== Data entries ==

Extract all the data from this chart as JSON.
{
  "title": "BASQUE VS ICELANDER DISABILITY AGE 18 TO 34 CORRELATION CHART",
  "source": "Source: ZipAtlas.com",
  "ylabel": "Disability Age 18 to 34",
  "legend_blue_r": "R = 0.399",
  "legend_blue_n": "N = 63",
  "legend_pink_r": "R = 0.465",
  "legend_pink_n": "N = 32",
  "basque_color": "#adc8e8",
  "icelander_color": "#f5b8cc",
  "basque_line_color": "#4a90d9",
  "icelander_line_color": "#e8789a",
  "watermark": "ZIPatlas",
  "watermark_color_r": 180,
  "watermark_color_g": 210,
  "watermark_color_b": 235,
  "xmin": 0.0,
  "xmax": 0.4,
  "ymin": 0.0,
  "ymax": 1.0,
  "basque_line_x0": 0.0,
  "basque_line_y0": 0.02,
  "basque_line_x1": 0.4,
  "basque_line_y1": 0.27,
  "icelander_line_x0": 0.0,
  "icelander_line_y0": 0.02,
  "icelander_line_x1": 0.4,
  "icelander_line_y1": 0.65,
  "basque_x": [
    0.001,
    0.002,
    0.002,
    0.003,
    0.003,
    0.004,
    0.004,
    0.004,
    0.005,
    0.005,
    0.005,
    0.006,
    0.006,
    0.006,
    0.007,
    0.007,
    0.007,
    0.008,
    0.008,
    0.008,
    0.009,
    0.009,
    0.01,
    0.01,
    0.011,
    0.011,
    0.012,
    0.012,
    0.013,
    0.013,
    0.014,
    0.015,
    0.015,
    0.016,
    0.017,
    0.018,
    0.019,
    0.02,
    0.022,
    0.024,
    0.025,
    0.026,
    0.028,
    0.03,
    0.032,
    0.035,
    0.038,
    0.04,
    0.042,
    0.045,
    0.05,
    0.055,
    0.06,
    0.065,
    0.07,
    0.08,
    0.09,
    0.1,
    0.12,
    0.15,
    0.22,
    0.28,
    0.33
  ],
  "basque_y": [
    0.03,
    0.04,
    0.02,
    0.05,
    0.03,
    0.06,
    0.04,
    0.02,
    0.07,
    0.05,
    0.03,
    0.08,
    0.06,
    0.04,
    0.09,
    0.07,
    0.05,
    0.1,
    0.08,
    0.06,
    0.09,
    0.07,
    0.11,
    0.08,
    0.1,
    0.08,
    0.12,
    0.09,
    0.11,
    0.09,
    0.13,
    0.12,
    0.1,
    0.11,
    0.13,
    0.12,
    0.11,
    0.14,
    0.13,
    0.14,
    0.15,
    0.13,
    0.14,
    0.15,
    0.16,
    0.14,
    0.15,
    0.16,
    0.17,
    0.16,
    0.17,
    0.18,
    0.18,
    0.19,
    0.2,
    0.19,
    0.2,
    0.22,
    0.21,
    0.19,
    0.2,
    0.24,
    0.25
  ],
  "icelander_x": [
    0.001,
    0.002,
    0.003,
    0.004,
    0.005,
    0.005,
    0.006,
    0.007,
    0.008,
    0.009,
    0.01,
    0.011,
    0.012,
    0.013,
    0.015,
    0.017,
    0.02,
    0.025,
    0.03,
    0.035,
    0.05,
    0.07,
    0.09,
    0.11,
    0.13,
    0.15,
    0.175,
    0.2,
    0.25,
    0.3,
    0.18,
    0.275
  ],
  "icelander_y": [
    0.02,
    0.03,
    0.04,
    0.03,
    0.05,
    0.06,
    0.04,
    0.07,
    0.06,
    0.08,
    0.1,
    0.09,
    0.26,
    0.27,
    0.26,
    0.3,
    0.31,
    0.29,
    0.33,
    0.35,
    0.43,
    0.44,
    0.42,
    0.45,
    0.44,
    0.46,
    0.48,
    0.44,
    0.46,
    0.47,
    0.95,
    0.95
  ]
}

== THE TASK ==
Hand back the material above in full, exactly as written.

== RESULT OF THE EXERCISE ==
Extract all the data from this chart as JSON.
{
  "title": "BASQUE VS ICELANDER DISABILITY AGE 18 TO 34 CORRELATION CHART",
  "source": "Source: ZipAtlas.com",
  "ylabel": "Disability Age 18 to 34",
  "legend_blue_r": "R = 0.399",
  "legend_blue_n": "N = 63",
  "legend_pink_r": "R = 0.465",
  "legend_pink_n": "N = 32",
  "basque_color": "#adc8e8",
  "icelander_color": "#f5b8cc",
  "basque_line_color": "#4a90d9",
  "icelander_line_color": "#e8789a",
  "watermark": "ZIPatlas",
  "watermark_color_r": 180,
  "watermark_color_g": 210,
  "watermark_color_b": 235,
  "xmin": 0.0,
  "xmax": 0.4,
  "ymin": 0.0,
  "ymax": 1.0,
  "basque_line_x0": 0.0,
  "basque_line_y0": 0.02,
  "basque_line_x1": 0.4,
  "basque_line_y1": 0.27,
  "icelander_line_x0": 0.0,
  "icelander_line_y0": 0.02,
  "icelander_line_x1": 0.4,
  "icelander_line_y1": 0.65,
  "basque_x": [
    0.001,
    0.002,
    0.002,
    0.003,
    0.003,
    0.004,
    0.004,
    0.004,
    0.005,
    0.005,
    0.005,
    0.006,
    0.006,
    0.006,
    0.007,
    0.007,
    0.007,
    0.008,
    0.008,
    0.008,
    0.009,
    0.009,
    0.01,
    0.01,
    0.011,
    0.011,
    0.012,
    0.012,
    0.013,
    0.013,
    0.014,
    0.015,
    0.015,
    0.016,
    0.017,
    0.018,
    0.019,
    0.02,
    0.022,
    0.024,
    0.025,
    0.026,
    0.028,
    0.03,
    0.032,
    0.035,
    0.038,
    0.04,
    0.042,
    0.045,
    0.05,
    0.055,
    0.06,
    0.065,
    0.07,
    0.08,
    0.09,
    0.1,
    0.12,
    0.15,
    0.22,
    0.28,
    0.33
  ],
  "basque_y": [
    0.03,
    0.04,
    0.02,
    0.05,
    0.03,
    0.06,
    0.04,
    0.02,
    0.07,
    0.05,
    0.03,
    0.08,
    0.06,
    0.04,
    0.09,
    0.07,
    0.05,
    0.1,
    0.08,
    0.06,
    0.09,
    0.07,
    0.11,
    0.08,
    0.1,
    0.08,
    0.12,
    0.09,
    0.11,
    0.09,
    0.13,
    0.12,
    0.1,
    0.11,
    0.13,
    0.12,
    0.11,
    0.14,
    0.13,
    0.14,
    0.15,
    0.13,
    0.14,
    0.15,
    0.16,
    0.14,
    0.15,
    0.16,
    0.17,
    0.16,
    0.17,
    0.18,
    0.18,
    0.19,
    0.2,
    0.19,
    0.2,
    0.22,
    0.21,
    0.19,
    0.2,
    0.24,
    0.25
  ],
  "icelander_x": [
    0.001,
    0.002,
    0.003,
    0.004,
    0.005,
    0.005,
    0.006,
    0.007,
    0.008,
    0.009,
    0.01,
    0.011,
    0.012,
    0.013,
    0.015,
    0.017,
    0.02,
    0.025,
    0.03,
    0.035,
    0.05,
    0.07,
    0.09,
    0.11,
    0.13,
    0.15,
    0.175,
    0.2,
    0.25,
    0.3,
    0.18,
    0.275
  ],
  "icelander_y": [
    0.02,
    0.03,
    0.04,
    0.03,
    0.05,
    0.06,
    0.04,
    0.07,
    0.06,
    0.08,
    0.1,
    0.09,
    0.26,
    0.27,
    0.26,
    0.3,
    0.31,
    0.29,
    0.33,
    0.35,
    0.43,
    0.44,
    0.42,
    0.45,
    0.44,
    0.46,
    0.48,
    0.44,
    0.46,
    0.47,
    0.95,
    0.95
  ]
}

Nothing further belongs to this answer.